EXERCISE AIM:
Each line of the material must be returned exactly.

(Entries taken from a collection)

* * * * * * *

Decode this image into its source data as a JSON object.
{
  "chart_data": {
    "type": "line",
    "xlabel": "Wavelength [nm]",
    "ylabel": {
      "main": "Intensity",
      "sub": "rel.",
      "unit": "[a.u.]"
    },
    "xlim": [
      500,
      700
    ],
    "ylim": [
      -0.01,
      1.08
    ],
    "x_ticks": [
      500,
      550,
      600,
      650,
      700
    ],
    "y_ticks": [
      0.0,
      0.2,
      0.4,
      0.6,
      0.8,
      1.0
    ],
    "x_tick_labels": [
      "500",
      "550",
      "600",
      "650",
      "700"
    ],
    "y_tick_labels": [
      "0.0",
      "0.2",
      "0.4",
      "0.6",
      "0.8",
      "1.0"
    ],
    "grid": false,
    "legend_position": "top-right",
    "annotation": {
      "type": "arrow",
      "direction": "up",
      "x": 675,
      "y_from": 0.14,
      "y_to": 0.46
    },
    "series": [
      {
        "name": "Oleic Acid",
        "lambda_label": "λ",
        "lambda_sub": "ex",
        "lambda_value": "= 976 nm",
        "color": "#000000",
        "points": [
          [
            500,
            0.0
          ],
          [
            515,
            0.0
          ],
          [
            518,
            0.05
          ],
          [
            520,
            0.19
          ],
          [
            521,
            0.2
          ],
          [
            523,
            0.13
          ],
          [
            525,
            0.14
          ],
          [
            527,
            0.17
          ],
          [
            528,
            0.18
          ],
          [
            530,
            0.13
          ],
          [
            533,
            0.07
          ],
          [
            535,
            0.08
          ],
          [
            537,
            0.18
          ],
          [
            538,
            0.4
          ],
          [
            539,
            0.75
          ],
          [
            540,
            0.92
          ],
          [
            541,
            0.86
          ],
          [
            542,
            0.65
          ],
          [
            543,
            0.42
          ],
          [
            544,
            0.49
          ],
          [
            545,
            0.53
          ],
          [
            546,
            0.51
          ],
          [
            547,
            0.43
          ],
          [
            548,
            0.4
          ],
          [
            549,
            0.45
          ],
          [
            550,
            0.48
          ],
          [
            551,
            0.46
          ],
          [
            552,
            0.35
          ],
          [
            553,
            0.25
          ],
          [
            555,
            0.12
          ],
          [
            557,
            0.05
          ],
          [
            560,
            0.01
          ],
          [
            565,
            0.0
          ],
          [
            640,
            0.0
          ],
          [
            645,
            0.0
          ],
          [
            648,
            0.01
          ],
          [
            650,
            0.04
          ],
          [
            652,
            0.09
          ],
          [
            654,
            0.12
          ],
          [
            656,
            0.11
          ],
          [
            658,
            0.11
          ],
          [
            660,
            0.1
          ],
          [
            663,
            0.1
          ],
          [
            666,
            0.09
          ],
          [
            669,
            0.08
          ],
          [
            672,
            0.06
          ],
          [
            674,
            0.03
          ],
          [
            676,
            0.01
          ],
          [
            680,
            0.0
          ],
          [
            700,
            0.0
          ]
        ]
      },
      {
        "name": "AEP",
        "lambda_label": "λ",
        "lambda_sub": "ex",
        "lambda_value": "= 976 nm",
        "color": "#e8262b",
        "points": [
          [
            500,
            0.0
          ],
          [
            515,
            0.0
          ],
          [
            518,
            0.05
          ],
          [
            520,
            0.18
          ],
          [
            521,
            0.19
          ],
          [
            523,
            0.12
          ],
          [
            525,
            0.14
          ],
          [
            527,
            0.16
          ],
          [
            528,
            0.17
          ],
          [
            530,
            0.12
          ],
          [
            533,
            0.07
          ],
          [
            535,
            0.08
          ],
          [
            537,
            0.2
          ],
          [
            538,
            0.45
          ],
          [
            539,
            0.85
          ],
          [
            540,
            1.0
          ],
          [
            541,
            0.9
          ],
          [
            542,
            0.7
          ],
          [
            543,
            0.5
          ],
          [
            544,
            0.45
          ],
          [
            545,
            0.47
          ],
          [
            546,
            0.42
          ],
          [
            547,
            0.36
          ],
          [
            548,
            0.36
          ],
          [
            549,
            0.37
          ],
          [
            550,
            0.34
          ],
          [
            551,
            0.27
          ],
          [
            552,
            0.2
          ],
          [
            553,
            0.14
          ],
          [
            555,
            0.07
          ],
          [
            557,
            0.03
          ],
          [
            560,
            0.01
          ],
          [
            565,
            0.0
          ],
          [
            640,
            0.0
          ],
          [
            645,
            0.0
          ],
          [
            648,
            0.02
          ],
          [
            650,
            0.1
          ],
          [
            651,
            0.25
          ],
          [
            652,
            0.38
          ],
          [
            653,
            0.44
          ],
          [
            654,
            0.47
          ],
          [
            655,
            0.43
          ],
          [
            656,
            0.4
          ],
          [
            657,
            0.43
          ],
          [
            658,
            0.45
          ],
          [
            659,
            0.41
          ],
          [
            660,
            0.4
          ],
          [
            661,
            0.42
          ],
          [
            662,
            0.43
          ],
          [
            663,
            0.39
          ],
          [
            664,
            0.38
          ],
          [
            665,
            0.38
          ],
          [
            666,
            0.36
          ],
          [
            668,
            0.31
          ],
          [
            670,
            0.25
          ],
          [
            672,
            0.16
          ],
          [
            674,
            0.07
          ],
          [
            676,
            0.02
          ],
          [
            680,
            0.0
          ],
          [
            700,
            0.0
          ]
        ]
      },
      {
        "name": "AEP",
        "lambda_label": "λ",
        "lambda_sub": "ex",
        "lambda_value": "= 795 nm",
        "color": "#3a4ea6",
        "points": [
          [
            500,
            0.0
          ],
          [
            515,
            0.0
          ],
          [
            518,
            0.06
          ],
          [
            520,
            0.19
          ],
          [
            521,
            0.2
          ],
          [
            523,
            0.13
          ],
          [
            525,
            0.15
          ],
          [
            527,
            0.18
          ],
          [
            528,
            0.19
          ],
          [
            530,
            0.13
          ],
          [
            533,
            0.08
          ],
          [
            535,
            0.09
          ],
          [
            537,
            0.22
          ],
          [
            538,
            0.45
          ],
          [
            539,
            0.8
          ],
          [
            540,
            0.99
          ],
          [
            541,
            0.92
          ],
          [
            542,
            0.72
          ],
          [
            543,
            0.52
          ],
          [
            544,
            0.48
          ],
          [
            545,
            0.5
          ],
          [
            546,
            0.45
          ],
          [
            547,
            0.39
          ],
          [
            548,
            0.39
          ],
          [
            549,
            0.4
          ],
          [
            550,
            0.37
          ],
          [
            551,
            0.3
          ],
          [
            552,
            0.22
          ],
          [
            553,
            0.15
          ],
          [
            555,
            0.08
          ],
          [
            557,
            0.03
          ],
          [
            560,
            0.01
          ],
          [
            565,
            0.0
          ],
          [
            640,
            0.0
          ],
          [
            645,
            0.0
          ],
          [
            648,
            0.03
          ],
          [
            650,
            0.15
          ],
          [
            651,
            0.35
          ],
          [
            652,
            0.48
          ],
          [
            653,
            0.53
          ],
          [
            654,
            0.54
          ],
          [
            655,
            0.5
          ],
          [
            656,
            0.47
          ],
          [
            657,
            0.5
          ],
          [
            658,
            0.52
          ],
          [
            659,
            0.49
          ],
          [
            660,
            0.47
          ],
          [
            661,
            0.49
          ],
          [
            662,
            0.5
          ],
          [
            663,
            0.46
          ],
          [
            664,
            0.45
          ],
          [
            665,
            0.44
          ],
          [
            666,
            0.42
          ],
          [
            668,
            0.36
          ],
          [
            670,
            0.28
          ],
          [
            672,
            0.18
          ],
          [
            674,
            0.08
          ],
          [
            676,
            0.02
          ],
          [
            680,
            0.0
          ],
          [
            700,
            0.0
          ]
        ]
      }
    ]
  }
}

* * * * * * *

EXPECTED OUTPUT:
Decode this image into its source data as a JSON object.
{
  "chart_data": {
    "type": "line",
    "xlabel": "Wavelength [nm]",
    "ylabel": {
      "main": "Intensity",
      "sub": "rel.",
      "unit": "[a.u.]"
    },
    "xlim": [
      500,
      700
    ],
    "ylim": [
      -0.01,
      1.08
    ],
    "x_ticks": [
      500,
      550,
      600,
      650,
      700
    ],
    "y_ticks": [
      0.0,
      0.2,
      0.4,
      0.6,
      0.8,
      1.0
    ],
    "x_tick_labels": [
      "500",
      "550",
      "600",
      "650",
      "700"
    ],
    "y_tick_labels": [
      "0.0",
      "0.2",
      "0.4",
      "0.6",
      "0.8",
      "1.0"
    ],
    "grid": false,
    "legend_position": "top-right",
    "annotation": {
      "type": "arrow",
      "direction": "up",
      "x": 675,
      "y_from": 0.14,
      "y_to": 0.46
    },
    "series": [
      {
        "name": "Oleic Acid",
        "lambda_label": "λ",
        "lambda_sub": "ex",
        "lambda_value": "= 976 nm",
        "color": "#000000",
        "points": [
          [
            500,
            0.0
          ],
          [
            515,
            0.0
          ],
          [
            518,
            0.05
          ],
          [
            520,
            0.19
          ],
          [
            521,
            0.2
          ],
          [
            523,
            0.13
          ],
          [
            525,
            0.14
          ],
          [
            527,
            0.17
          ],
          [
            528,
            0.18
          ],
          [
            530,
            0.13
          ],
          [
            533,
            0.07
          ],
          [
            535,
            0.08
          ],
          [
            537,
            0.18
          ],
          [
            538,
            0.4
          ],
          [
            539,
            0.75
          ],
          [
            540,
            0.92
          ],
          [
            541,
            0.86
          ],
          [
            542,
            0.65
          ],
          [
            543,
            0.42
          ],
          [
            544,
            0.49
          ],
          [
            545,
            0.53
          ],
          [
            546,
            0.51
          ],
          [
            547,
            0.43
          ],
          [
            548,
            0.4
          ],
          [
            549,
            0.45
          ],
          [
            550,
            0.48
          ],
          [
            551,
            0.46
          ],
          [
            552,
            0.35
          ],
          [
            553,
            0.25
          ],
          [
            555,
            0.12
          ],
          [
            557,
            0.05
          ],
          [
            560,
            0.01
          ],
          [
            565,
            0.0
          ],
          [
            640,
            0.0
          ],
          [
            645,
            0.0
          ],
          [
            648,
            0.01
          ],
          [
            650,
            0.04
          ],
          [
            652,
            0.09
          ],
          [
            654,
            0.12
          ],
          [
            656,
            0.11
          ],
          [
            658,
            0.11
          ],
          [
            660,
            0.1
          ],
          [
            663,
            0.1
          ],
          [
            666,
            0.09
          ],
          [
            669,
            0.08
          ],
          [
            672,
            0.06
          ],
          [
            674,
            0.03
          ],
          [
            676,
            0.01
          ],
          [
            680,
            0.0
          ],
          [
            700,
            0.0
          ]
        ]
      },
      {
        "name": "AEP",
        "lambda_label": "λ",
        "lambda_sub": "ex",
        "lambda_value": "= 976 nm",
        "color": "#e8262b",
        "points": [
          [
            500,
            0.0
          ],
          [
            515,
            0.0
          ],
          [
            518,
            0.05
          ],
          [
            520,
            0.18
          ],
          [
            521,
            0.19
          ],
          [
            523,
            0.12
          ],
          [
            525,
            0.14
          ],
          [
            527,
            0.16
          ],
          [
            528,
            0.17
          ],
          [
            530,
            0.12
          ],
          [
            533,
            0.07
          ],
          [
            535,
            0.08
          ],
          [
            537,
            0.2
          ],
          [
            538,
            0.45
          ],
          [
            539,
            0.85
          ],
          [
            540,
            1.0
          ],
          [
            541,
            0.9
          ],
          [
            542,
            0.7
          ],
          [
            543,
            0.5
          ],
          [
            544,
            0.45
          ],
          [
            545,
            0.47
          ],
          [
            546,
            0.42
          ],
          [
            547,
            0.36
          ],
          [
            548,
            0.36
          ],
          [
            549,
            0.37
          ],
          [
            550,
            0.34
          ],
          [
            551,
            0.27
          ],
          [
            552,
            0.2
          ],
          [
            553,
            0.14
          ],
          [
            555,
            0.07
          ],
          [
            557,
            0.03
          ],
          [
            560,
            0.01
          ],
          [
            565,
            0.0
          ],
          [
            640,
            0.0
          ],
          [
            645,
            0.0
          ],
          [
            648,
            0.02
          ],
          [
            650,
            0.1
          ],
          [
            651,
            0.25
          ],
          [
            652,
            0.38
          ],
          [
            653,
            0.44
          ],
          [
            654,
            0.47
          ],
          [
            655,
            0.43
          ],
          [
            656,
            0.4
          ],
          [
            657,
            0.43
          ],
          [
            658,
            0.45
          ],
          [
            659,
            0.41
          ],
          [
            660,
            0.4
          ],
          [
            661,
            0.42
          ],
          [
            662,
            0.43
          ],
          [
            663,
            0.39
          ],
          [
            664,
            0.38
          ],
          [
            665,
            0.38
          ],
          [
            666,
            0.36
          ],
          [
            668,
            0.31
          ],
          [
            670,
            0.25
          ],
          [
            672,
            0.16
          ],
          [
            674,
            0.07
          ],
          [
            676,
            0.02
          ],
          [
            680,
            0.0
          ],
          [
            700,
            0.0
          ]
        ]
      },
      {
        "name": "AEP",
        "lambda_label": "λ",
        "lambda_sub": "ex",
        "lambda_value": "= 795 nm",
        "color": "#3a4ea6",
        "points": [
          [
            500,
            0.0
          ],
          [
            515,
            0.0
          ],
          [
            518,
            0.06
          ],
          [
            520,
            0.19
          ],
          [
            521,
            0.2
          ],
          [
            523,
            0.13
          ],
          [
            525,
            0.15
          ],
          [
            527,
            0.18
          ],
          [
            528,
            0.19
          ],
          [
            530,
            0.13
          ],
          [
            533,
            0.08
          ],
          [
            535,
            0.09
          ],
          [
            537,
            0.22
          ],
          [
            538,
            0.45
          ],
          [
            539,
            0.8
          ],
          [
            540,
            0.99
          ],
          [
            541,
            0.92
          ],
          [
            542,
            0.72
          ],
          [
            543,
            0.52
          ],
          [
            544,
            0.48
          ],
          [
            545,
            0.5
          ],
          [
            546,
            0.45
          ],
          [
            547,
            0.39
          ],
          [
            548,
            0.39
          ],
          [
            549,
            0.4
          ],
          [
            550,
            0.37
          ],
          [
            551,
            0.3
          ],
          [
            552,
            0.22
          ],
          [
            553,
            0.15
          ],
          [
            555,
            0.08
          ],
          [
            557,
            0.03
          ],
          [
            560,
            0.01
          ],
          [
            565,
            0.0
          ],
          [
            640,
            0.0
          ],
          [
            645,
            0.0
          ],
          [
            648,
            0.03
          ],
          [
            650,
            0.15
          ],
          [
            651,
            0.35
          ],
          [
            652,
            0.48
          ],
          [
            653,
            0.53
          ],
          [
            654,
            0.54
          ],
          [
            655,
            0.5
          ],
          [
            656,
            0.47
          ],
          [
            657,
            0.5
          ],
          [
            658,
            0.52
          ],
          [
            659,
            0.49
          ],
          [
            660,
            0.47
          ],
          [
            661,
            0.49
          ],
          [
            662,
            0.5
          ],
          [
            663,
            0.46
          ],
          [
            664,
            0.45
          ],
          [
            665,
            0.44
          ],
          [
            666,
            0.42
          ],
          [
            668,
            0.36
          ],
          [
            670,
            0.28
          ],
          [
            672,
            0.18
          ],
          [
            674,
            0.08
          ],
          [
            676,
            0.02
          ],
          [
            680,
            0.0
          ],
          [
            700,
            0.0
          ]
        ]
      }
    ]
  }
}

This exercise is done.